** begin Excerpted data **

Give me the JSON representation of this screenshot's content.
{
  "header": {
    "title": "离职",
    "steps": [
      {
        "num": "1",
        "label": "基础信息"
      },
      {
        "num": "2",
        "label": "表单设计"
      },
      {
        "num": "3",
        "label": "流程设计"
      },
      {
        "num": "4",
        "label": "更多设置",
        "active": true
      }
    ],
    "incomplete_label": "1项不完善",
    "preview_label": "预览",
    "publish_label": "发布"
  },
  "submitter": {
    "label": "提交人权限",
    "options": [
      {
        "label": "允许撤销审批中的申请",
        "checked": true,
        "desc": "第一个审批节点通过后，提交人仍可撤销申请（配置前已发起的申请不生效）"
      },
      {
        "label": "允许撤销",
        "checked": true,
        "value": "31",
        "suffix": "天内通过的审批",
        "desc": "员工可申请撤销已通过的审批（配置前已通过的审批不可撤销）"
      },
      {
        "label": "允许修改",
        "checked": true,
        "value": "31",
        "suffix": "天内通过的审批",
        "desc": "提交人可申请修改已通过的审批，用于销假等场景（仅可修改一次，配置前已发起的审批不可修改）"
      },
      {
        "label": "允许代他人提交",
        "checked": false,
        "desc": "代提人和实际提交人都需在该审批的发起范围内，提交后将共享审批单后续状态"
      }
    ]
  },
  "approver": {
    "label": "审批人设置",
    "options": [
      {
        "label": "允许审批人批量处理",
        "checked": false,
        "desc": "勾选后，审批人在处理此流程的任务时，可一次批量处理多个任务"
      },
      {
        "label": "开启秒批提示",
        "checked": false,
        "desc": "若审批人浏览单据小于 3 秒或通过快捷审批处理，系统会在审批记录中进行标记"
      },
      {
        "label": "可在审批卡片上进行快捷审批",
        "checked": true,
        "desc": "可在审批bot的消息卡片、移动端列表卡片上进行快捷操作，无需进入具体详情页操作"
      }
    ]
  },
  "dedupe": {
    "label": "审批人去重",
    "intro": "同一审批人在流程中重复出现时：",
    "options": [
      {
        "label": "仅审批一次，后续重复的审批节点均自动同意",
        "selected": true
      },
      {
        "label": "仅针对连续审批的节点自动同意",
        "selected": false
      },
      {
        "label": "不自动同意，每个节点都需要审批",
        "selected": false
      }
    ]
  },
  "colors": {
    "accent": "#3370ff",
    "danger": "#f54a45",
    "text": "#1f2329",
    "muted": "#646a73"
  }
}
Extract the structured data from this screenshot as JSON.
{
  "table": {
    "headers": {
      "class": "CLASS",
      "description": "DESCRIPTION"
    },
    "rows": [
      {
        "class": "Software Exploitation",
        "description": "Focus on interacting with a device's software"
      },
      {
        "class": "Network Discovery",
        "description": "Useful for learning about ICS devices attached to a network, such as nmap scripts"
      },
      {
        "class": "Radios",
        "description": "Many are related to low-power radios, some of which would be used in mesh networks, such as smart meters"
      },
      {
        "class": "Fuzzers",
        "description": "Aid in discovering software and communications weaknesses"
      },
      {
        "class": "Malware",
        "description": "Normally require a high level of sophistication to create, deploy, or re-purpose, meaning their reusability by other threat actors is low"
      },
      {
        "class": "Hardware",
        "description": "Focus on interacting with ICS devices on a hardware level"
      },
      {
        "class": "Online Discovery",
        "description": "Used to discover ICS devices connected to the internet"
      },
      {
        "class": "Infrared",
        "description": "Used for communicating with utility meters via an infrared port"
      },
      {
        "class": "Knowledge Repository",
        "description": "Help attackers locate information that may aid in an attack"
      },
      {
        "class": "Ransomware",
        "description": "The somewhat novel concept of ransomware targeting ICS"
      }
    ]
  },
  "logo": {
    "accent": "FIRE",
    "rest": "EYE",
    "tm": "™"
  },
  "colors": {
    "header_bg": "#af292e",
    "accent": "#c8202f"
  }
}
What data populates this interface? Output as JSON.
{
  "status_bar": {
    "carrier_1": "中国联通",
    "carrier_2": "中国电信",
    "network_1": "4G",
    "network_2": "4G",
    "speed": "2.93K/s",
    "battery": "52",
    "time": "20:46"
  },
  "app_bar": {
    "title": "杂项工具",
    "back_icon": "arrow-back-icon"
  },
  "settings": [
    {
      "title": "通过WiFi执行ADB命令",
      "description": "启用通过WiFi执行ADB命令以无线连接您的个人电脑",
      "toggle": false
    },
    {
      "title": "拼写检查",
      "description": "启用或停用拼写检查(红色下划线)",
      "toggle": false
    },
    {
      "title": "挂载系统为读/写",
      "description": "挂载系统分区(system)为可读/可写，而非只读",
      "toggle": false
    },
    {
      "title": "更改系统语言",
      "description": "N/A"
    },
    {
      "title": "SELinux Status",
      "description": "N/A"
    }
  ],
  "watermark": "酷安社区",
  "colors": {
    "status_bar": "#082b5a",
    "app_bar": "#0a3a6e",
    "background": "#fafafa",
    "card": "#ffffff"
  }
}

** end Excerpted data **

Set exercise ->
Write the data from above out again, exactly.

Result ->
Give me the JSON representation of this screenshot's content.
{
  "header": {
    "title": "离职",
    "steps": [
      {
        "num": "1",
        "label": "基础信息"
      },
      {
        "num": "2",
        "label": "表单设计"
      },
      {
        "num": "3",
        "label": "流程设计"
      },
      {
        "num": "4",
        "label": "更多设置",
        "active": true
      }
    ],
    "incomplete_label": "1项不完善",
    "preview_label": "预览",
    "publish_label": "发布"
  },
  "submitter": {
    "label": "提交人权限",
    "options": [
      {
        "label": "允许撤销审批中的申请",
        "checked": true,
        "desc": "第一个审批节点通过后，提交人仍可撤销申请（配置前已发起的申请不生效）"
      },
      {
        "label": "允许撤销",
        "checked": true,
        "value": "31",
        "suffix": "天内通过的审批",
        "desc": "员工可申请撤销已通过的审批（配置前已通过的审批不可撤销）"
      },
      {
        "label": "允许修改",
        "checked": true,
        "value": "31",
        "suffix": "天内通过的审批",
        "desc": "提交人可申请修改已通过的审批，用于销假等场景（仅可修改一次，配置前已发起的审批不可修改）"
      },
      {
        "label": "允许代他人提交",
        "checked": false,
        "desc": "代提人和实际提交人都需在该审批的发起范围内，提交后将共享审批单后续状态"
      }
    ]
  },
  "approver": {
    "label": "审批人设置",
    "options": [
      {
        "label": "允许审批人批量处理",
        "checked": false,
        "desc": "勾选后，审批人在处理此流程的任务时，可一次批量处理多个任务"
      },
      {
        "label": "开启秒批提示",
        "checked": false,
        "desc": "若审批人浏览单据小于 3 秒或通过快捷审批处理，系统会在审批记录中进行标记"
      },
      {
        "label": "可在审批卡片上进行快捷审批",
        "checked": true,
        "desc": "可在审批bot的消息卡片、移动端列表卡片上进行快捷操作，无需进入具体详情页操作"
      }
    ]
  },
  "dedupe": {
    "label": "审批人去重",
    "intro": "同一审批人在流程中重复出现时：",
    "options": [
      {
        "label": "仅审批一次，后续重复的审批节点均自动同意",
        "selected": true
      },
      {
        "label": "仅针对连续审批的节点自动同意",
        "selected": false
      },
      {
        "label": "不自动同意，每个节点都需要审批",
        "selected": false
      }
    ]
  },
  "colors": {
    "accent": "#3370ff",
    "danger": "#f54a45",
    "text": "#1f2329",
    "muted": "#646a73"
  }
}
Extract the structured data from this screenshot as JSON.
{
  "table": {
    "headers": {
      "class": "CLASS",
      "description": "DESCRIPTION"
    },
    "rows": [
      {
        "class": "Software Exploitation",
        "description": "Focus on interacting with a device's software"
      },
      {
        "class": "Network Discovery",
        "description": "Useful for learning about ICS devices attached to a network, such as nmap scripts"
      },
      {
        "class": "Radios",
        "description": "Many are related to low-power radios, some of which would be used in mesh networks, such as smart meters"
      },
      {
        "class": "Fuzzers",
        "description": "Aid in discovering software and communications weaknesses"
      },
      {
        "class": "Malware",
        "description": "Normally require a high level of sophistication to create, deploy, or re-purpose, meaning their reusability by other threat actors is low"
      },
      {
        "class": "Hardware",
        "description": "Focus on interacting with ICS devices on a hardware level"
      },
      {
        "class": "Online Discovery",
        "description": "Used to discover ICS devices connected to the internet"
      },
      {
        "class": "Infrared",
        "description": "Used for communicating with utility meters via an infrared port"
      },
      {
        "class": "Knowledge Repository",
        "description": "Help attackers locate information that may aid in an attack"
      },
      {
        "class": "Ransomware",
        "description": "The somewhat novel concept of ransomware targeting ICS"
      }
    ]
  },
  "logo": {
    "accent": "FIRE",
    "rest": "EYE",
    "tm": "™"
  },
  "colors": {
    "header_bg": "#af292e",
    "accent": "#c8202f"
  }
}
What data populates this interface? Output as JSON.
{
  "status_bar": {
    "carrier_1": "中国联通",
    "carrier_2": "中国电信",
    "network_1": "4G",
    "network_2": "4G",
    "speed": "2.93K/s",
    "battery": "52",
    "time": "20:46"
  },
  "app_bar": {
    "title": "杂项工具",
    "back_icon": "arrow-back-icon"
  },
  "settings": [
    {
      "title": "通过WiFi执行ADB命令",
      "description": "启用通过WiFi执行ADB命令以无线连接您的个人电脑",
      "toggle": false
    },
    {
      "title": "拼写检查",
      "description": "启用或停用拼写检查(红色下划线)",
      "toggle": false
    },
    {
      "title": "挂载系统为读/写",
      "description": "挂载系统分区(system)为可读/可写，而非只读",
      "toggle": false
    },
    {
      "title": "更改系统语言",
      "description": "N/A"
    },
    {
      "title": "SELinux Status",
      "description": "N/A"
    }
  ],
  "watermark": "酷安社区",
  "colors": {
    "status_bar": "#082b5a",
    "app_bar": "#0a3a6e",
    "background": "#fafafa",
    "card": "#ffffff"
  }
}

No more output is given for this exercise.